> _DATASET RECORDS_

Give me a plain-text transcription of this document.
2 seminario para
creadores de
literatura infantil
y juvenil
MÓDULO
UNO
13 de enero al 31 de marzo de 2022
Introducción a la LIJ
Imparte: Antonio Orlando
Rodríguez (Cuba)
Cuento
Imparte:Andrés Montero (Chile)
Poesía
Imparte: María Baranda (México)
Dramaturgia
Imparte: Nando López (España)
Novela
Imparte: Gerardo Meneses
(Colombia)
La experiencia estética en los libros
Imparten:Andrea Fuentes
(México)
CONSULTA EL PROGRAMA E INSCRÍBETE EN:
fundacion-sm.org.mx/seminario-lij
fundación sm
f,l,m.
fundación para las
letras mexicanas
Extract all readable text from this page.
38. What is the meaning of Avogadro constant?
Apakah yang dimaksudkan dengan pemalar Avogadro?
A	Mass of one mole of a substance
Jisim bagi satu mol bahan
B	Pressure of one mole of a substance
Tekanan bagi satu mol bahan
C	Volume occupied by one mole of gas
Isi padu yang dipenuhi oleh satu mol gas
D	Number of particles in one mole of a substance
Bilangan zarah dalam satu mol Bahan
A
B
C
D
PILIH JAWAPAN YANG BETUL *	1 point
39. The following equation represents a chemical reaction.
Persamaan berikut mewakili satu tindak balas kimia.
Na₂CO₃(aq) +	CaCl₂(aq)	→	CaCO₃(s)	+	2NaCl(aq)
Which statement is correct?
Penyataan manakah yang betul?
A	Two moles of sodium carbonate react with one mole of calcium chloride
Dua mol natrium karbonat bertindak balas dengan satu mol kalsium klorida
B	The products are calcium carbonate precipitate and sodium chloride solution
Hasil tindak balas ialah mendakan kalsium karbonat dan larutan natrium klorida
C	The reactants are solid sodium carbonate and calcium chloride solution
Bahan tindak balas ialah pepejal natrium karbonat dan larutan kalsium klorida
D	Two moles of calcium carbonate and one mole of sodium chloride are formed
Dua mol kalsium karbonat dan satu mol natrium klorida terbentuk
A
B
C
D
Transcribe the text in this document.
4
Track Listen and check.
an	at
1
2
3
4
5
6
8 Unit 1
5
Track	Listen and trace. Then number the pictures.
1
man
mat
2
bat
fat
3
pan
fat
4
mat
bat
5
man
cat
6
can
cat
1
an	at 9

> _STATED EXERCISE_
Extract, exactly, the lines above that begin at the line containing "Transcribe the text in this document." and end at the final line of the records; add no other text.

> _OUTPUT_
Transcribe the text in this document.
4
Track Listen and check.
an	at
1
2
3
4
5
6
8 Unit 1
5
Track	Listen and trace. Then number the pictures.
1
man
mat
2
bat
fat
3
pan
fat
4
mat
bat
5
man
cat
6
can
cat
1
an	at 9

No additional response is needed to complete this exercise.